*Work task 1*
In the research project plan, why are the second and third advisory board meetings scheduled where they are? Answer in one to three sentences.
*Work task 2*
Answer these questions on the research project plan:
(a) What start date is anticipated for the project?
(b) Who is the PI with overall responsibility for the project?
(c) After how many months is the comparison of all nations due?
*Work task 3*
Continue the research project plan, starting after its final sentence.

START Selected passage

Timeline: We anticipate a start-date of August 2018 for the project.

Management and organization: The team behind this application consists of five designated persons plus a PhD fellow. Alan Irwin (PI) will be overall responsible for the project and involved in all four WPs. Alan Irwin has internationally recognized expertise in science and technology policy as well as considerable experience with research management. He has previously conducted research in a US and Danish context. Xiaobai Shen has substantial expertise in Chinese research and innovation policy and a strong network of relations in China. Jane Bjørn Vedel has extensive knowledge of research and innovation studies and particular expertise in the Danish research and innovation system. Signe Vikkelsø brings a strong background in organization theory and history of organizational forms. A post doc fellow (Louise Lyngfeldt Gorm Hansen) will be appointed with experience of conductingempirical research in China (she has recently submitted a PhD on Chinese industry and environment policy). A PhD fellow will be appointed following an open call with special expertise in the US system.

International cooperation and support will be offered by an International Advisory Board: including Professor Rongping Mu, Institutes of Science and Development, Chinese Academy of Sciences (Chinese innovation policy); Professor Maria Nedeva, University of Manchester (research policy and organization); Professor Dan Sarewitz, Arizona State University (science and technology policy); Professor Robin Williams, University of Edinburgh (innovation policy). The Board will have a particular role in helping synthesize research findings and facilitating the comparative dimension of the project.

Publication and dissemination plan: There are two key milestones (M1-2) for the project as a whole: M1: the comparative analysis of Denmark and US (after 18 months) and M2: the comparison of all nations (after 30 months).

There will be three advisory board meetings: one after 6 months to reflect on the Danish case and introduce the project as a whole, the other two following the above comparative milestones and to assist in project synthesis. The second meeting will be conducted through Skype (or similar).

END Selected passage
START Data shown

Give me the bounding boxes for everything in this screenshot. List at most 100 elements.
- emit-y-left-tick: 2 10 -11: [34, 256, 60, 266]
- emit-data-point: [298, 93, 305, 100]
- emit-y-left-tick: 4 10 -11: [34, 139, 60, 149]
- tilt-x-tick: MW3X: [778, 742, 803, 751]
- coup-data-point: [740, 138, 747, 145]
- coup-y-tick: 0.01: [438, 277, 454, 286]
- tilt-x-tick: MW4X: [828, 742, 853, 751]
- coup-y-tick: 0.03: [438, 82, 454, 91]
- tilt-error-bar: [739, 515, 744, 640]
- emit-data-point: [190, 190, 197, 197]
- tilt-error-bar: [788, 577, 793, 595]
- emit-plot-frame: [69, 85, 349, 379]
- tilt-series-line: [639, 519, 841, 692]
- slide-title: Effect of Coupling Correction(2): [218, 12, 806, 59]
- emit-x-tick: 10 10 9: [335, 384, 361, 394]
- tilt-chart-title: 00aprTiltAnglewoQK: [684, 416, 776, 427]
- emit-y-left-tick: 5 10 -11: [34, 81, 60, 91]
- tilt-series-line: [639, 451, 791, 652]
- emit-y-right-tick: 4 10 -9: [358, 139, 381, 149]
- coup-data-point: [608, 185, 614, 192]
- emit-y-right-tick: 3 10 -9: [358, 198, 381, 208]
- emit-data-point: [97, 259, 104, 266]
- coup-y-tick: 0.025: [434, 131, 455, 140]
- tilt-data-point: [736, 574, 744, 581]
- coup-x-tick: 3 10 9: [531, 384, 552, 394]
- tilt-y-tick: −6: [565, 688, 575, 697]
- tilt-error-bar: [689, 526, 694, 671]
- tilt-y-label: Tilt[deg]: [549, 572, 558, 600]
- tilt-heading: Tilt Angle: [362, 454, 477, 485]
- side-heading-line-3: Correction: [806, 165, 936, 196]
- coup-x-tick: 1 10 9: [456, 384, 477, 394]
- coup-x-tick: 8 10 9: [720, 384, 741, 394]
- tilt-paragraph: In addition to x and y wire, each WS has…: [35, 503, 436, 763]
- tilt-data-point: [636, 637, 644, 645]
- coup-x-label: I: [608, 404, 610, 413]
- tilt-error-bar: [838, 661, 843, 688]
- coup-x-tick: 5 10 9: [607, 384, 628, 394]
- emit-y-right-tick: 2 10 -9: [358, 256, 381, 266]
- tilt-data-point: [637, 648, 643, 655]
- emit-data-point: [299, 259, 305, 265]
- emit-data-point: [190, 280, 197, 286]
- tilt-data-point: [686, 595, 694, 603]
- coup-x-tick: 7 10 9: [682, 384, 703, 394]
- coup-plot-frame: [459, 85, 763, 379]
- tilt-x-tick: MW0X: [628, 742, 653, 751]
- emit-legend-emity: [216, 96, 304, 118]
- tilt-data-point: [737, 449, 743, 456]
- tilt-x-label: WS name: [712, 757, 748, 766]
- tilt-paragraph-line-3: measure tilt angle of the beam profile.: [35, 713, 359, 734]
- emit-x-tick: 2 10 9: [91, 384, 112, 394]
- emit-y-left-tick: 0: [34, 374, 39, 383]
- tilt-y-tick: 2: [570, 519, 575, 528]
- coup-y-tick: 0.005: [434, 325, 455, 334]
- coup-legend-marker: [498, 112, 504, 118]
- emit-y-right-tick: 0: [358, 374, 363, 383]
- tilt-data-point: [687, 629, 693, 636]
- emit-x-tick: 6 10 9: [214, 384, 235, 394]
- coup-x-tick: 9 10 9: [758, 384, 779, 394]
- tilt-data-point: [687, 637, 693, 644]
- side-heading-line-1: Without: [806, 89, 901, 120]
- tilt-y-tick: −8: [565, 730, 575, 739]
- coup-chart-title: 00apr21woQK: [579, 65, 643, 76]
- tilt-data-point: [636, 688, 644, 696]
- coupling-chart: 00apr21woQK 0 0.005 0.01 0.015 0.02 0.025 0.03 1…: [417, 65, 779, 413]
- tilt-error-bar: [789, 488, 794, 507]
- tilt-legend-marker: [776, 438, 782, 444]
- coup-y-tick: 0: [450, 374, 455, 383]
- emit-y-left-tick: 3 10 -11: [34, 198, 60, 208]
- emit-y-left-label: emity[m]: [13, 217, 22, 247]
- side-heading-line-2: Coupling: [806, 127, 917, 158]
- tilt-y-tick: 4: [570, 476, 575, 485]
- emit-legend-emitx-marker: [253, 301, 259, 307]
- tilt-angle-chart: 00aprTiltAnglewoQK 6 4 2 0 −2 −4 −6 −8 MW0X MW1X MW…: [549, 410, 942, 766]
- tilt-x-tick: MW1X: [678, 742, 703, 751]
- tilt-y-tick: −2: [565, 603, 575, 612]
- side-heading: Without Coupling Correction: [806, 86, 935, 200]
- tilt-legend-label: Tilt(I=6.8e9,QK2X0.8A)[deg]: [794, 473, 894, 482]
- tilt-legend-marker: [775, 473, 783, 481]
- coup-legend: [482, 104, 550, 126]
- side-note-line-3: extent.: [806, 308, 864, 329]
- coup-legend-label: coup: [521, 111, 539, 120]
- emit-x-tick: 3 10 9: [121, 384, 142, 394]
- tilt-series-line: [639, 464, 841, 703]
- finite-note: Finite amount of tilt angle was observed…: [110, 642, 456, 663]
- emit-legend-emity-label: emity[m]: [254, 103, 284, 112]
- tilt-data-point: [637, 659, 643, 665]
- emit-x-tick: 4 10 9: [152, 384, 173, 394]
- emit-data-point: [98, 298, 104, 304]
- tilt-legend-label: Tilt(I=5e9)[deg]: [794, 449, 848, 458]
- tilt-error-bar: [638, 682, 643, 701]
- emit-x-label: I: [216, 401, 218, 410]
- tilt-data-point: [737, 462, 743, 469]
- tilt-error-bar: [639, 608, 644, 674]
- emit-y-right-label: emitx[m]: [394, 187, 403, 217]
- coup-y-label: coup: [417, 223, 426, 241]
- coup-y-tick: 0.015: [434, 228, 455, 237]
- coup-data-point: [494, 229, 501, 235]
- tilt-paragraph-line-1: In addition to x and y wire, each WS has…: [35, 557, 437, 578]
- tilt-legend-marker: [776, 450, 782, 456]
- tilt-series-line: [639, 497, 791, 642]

END Data shown

*Exercise answer 1*
The second and third advisory board meetings follow the project's two comparative milestones. The first milestone is the Denmark–US comparison at 18 months, and the second is the comparison of all nations at 30 months. The plan times the meetings this way so that they can help with project synthesis.

*Exercise answer 2*
(a) August 2018
(b) Alan Irwin
(c) After 30 months

*Exercise answer 3*
In addition, we will organize two workshops to present, discuss and disseminate our findings. These will involve both academic and policy stakeholders and represent an important means of sharpening the impact and larger relevance of our project. 

We will publish at least four co-authored papers and also a PhD thesis. Paper 1 (working title: ‘Isomorphic differences in research and innovation policy’) to be submitted to Research Policy. Paper 2 (working title: ‘Similarity and difference in US and DK research and innovation policies’) to be submitted to Science and Public Policy. Paper 3 (working title ‘A comparative analysis of forms of organizing innovation in Denmark, the United States and China’) to be submitted to Organization Studies. Paper 4 (working title: ‘Isomorphic difference: an overview of recent research’) to be submitted to Science, Technology, & Human Values.

Ethical aspects: We will operate fully in accordance with CBS and national guidelines.

Access: Based on our previous experience and existing research networks, we foresee no access issues relating to Denmark and the USA. In addition, further advice and support will be available (as necessary) from the Consortium for Science, Policy and Outcomes (CSPO) at Arizona State University (see letter of endorsement). Although China can be a more challenging environment for empirical research, Hansen and Shen have particular experience in collecting Chinese materials. The project will also benefit from a collaborative link with the Institutes of Science and Development at the Chinese Academy of Sciences (see letter of endorsement).